**What you need to do**
Repeat the records below word for word, but start at the line that contains "Read all visible content and emit it as JSON.", stop after the last line, and include nothing else.

**Supplied material**
=====
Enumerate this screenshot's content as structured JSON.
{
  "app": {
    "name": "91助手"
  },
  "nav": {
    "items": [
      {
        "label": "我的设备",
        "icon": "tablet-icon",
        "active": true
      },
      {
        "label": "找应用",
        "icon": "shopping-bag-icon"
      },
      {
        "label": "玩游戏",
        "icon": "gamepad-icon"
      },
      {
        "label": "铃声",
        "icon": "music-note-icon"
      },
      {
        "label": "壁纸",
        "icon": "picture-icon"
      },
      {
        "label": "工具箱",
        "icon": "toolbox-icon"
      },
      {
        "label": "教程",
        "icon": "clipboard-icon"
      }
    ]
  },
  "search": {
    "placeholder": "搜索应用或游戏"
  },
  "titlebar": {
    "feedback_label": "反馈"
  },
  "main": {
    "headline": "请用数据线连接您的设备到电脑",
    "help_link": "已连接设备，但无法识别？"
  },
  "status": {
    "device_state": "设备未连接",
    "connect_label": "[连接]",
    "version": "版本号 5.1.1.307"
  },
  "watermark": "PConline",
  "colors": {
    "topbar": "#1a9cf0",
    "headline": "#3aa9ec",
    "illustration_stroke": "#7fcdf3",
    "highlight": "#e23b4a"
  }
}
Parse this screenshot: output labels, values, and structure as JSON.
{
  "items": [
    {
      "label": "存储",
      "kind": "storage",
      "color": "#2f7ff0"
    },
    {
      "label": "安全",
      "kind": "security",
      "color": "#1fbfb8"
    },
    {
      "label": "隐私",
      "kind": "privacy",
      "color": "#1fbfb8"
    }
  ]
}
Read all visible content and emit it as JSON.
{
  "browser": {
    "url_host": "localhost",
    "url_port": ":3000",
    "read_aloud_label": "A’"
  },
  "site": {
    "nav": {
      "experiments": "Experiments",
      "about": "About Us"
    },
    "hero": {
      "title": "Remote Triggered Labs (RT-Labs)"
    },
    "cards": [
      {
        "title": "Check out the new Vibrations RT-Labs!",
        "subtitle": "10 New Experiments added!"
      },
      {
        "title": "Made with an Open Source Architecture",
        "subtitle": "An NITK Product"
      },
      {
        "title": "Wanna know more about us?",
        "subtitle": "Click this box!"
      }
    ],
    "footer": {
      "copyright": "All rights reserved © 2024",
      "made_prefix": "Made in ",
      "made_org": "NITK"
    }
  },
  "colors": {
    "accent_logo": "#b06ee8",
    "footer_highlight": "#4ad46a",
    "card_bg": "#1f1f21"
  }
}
=====
**Reply**
Read all visible content and emit it as JSON.
{
  "browser": {
    "url_host": "localhost",
    "url_port": ":3000",
    "read_aloud_label": "A’"
  },
  "site": {
    "nav": {
      "experiments": "Experiments",
      "about": "About Us"
    },
    "hero": {
      "title": "Remote Triggered Labs (RT-Labs)"
    },
    "cards": [
      {
        "title": "Check out the new Vibrations RT-Labs!",
        "subtitle": "10 New Experiments added!"
      },
      {
        "title": "Made with an Open Source Architecture",
        "subtitle": "An NITK Product"
      },
      {
        "title": "Wanna know more about us?",
        "subtitle": "Click this box!"
      }
    ],
    "footer": {
      "copyright": "All rights reserved © 2024",
      "made_prefix": "Made in ",
      "made_org": "NITK"
    }
  },
  "colors": {
    "accent_logo": "#b06ee8",
    "footer_highlight": "#4ad46a",
    "card_bg": "#1f1f21"
  }
}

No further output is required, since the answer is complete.